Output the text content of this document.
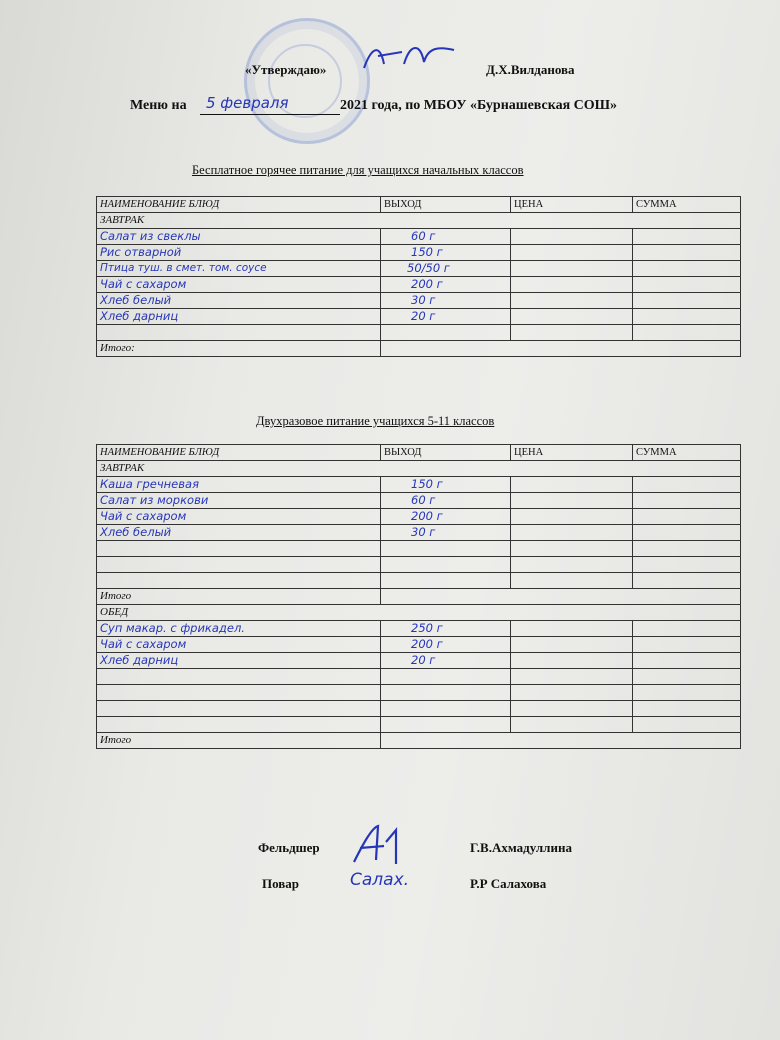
«Утверждаю»	Д.Х.Вилданова
Меню на 5 февраля	2021 года, по МБОУ «Бурнашевская СОШ»
Бесплатное горячее питание для учащихся начальных классов
НАИМЕНОВАНИЕ БЛЮД	ВЫХОД	ЦЕНА	СУММА
ЗАВТРАК			
Салат из свеклы	60 г		
Рис отварной	150 г		
Птица туш. в смет. том. соусе	50/50 г		
Чай с сахаром	200 г		
Хлеб белый	30 г		
Хлеб дарниц	20 г		

Итого:			
Двухразовое питание учащихся 5-11 классов
НАИМЕНОВАНИЕ БЛЮД	ВЫХОД	ЦЕНА	СУММА
ЗАВТРАК			
Каша гречневая	150 г		
Салат из моркови	60 г		
Чай с сахаром	200 г		
Хлеб белый	30 г		

Итого			
ОБЕД			
Суп макар. с фрикадел.	250 г		
Чай с сахаром	200 г		
Хлеб дарниц	20 г		

Итого			
Фельдшер	Г.В.Ахмадуллина
Повар	Салах.	Р.Р Салахова
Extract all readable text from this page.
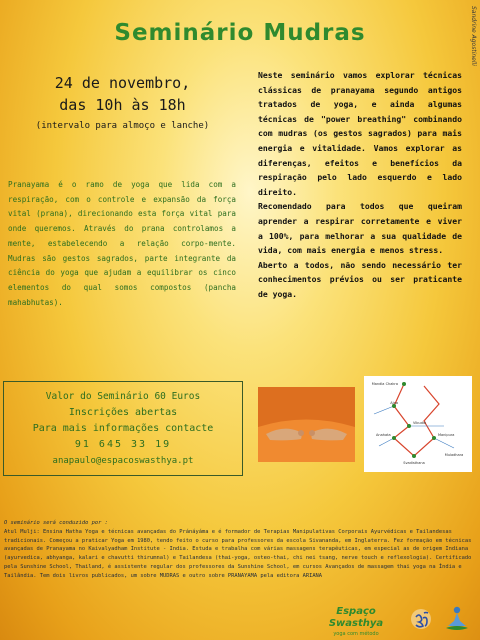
Seminário Mudras	Sandrine Agostinelli
24 de novembro,
das 10h às 18h
(intervalo para almoço e lanche)

Pranayama é o ramo de yoga que lida com a respiração, com o controle e expansão da força vital (prana), direcionando esta força vital para onde queremos. Através do prana controlamos a mente, estabelecendo a relação corpo-mente. Mudras são gestos sagrados, parte integrante da ciência do yoga que ajudam a equilibrar os cinco elementos do qual somos compostos (pancha mahabhutas).

Neste seminário vamos explorar técnicas clássicas de pranayama segundo antigos tratados de yoga, e ainda algumas técnicas de "power breathing" combinando com mudras (os gestos sagrados) para mais energia e vitalidade. Vamos explorar as diferenças, efeitos e benefícios da respiração pelo lado esquerdo e lado direito.

Recomendado para todos que queiram aprender a respirar corretamente e viver a 100%, para melhorar a sua qualidade de vida, com mais energia e menos stress.

Aberto a todos, não sendo necessário ter conhecimentos prévios ou ser praticante de yoga.

Valor do Seminário 60 Euros
Inscrições abertas
Para mais informações contacte
91 645 33 19
anapaulo@espacoswasthya.pt
Mandla Chakra
Ajna
Vibuddi
Anahata	Manipura
Svadisthana
Muladhara
O seminário será conduzido por :
Atul Mulji: Ensina Hatha Yoga e técnicas avançadas do Pránáyáma e é formador de Terapias Manipulativas Corporais Ayurvédicas e Tailandesas tradicionais. Começou a praticar Yoga em 1980, tendo feito o curso para professores da escola Sivananda, em Inglaterra. Fez formação em técnicas avançadas de Pranayama no Kaivalyadham Institute - India. Estuda e trabalha com várias massagens terapêuticas, em especial as de origem Indiana (ayurvedica, abhyanga, kalari e chavutti thirumnal) e Tailandesa (thai-yoga, osteo-thai, chi nei tsang, nerve touch e reflexologia). Certificado pela Sunshine School, Thailand, é assistente regular dos professores da Sunshine School, em cursos Avançados de massagem thai yoga na Índia e Tailândia. Tem dois livros publicados, um sobre MUDRAS e outro sobre PRANAYAMA pela editora ARIANA
Espaço Swasthya
yoga com método
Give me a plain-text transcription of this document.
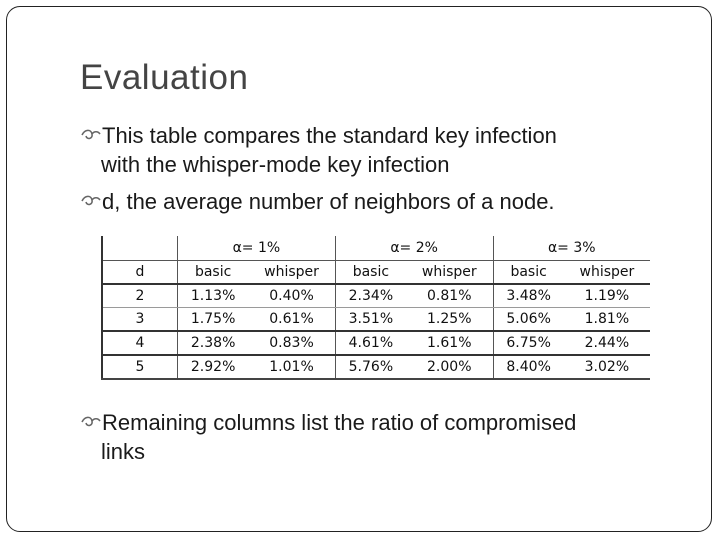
Evaluation
This table compares the standard key infection
with the whisper-mode key infection
d, the average number of neighbors of a node.
	α= 1%		α= 2%		α= 3%	
d	basic	whisper	basic	whisper	basic	whisper
2	1.13%	0.40%	2.34%	0.81%	3.48%	1.19%
3	1.75%	0.61%	3.51%	1.25%	5.06%	1.81%
4	2.38%	0.83%	4.61%	1.61%	6.75%	2.44%
5	2.92%	1.01%	5.76%	2.00%	8.40%	3.02%
Remaining columns list the ratio of compromised
links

-*-

Exercise description
Read the lines above. Gather those in which the string "infection" is found.

Worked solution
This table compares the standard key infection
with the whisper-mode key infection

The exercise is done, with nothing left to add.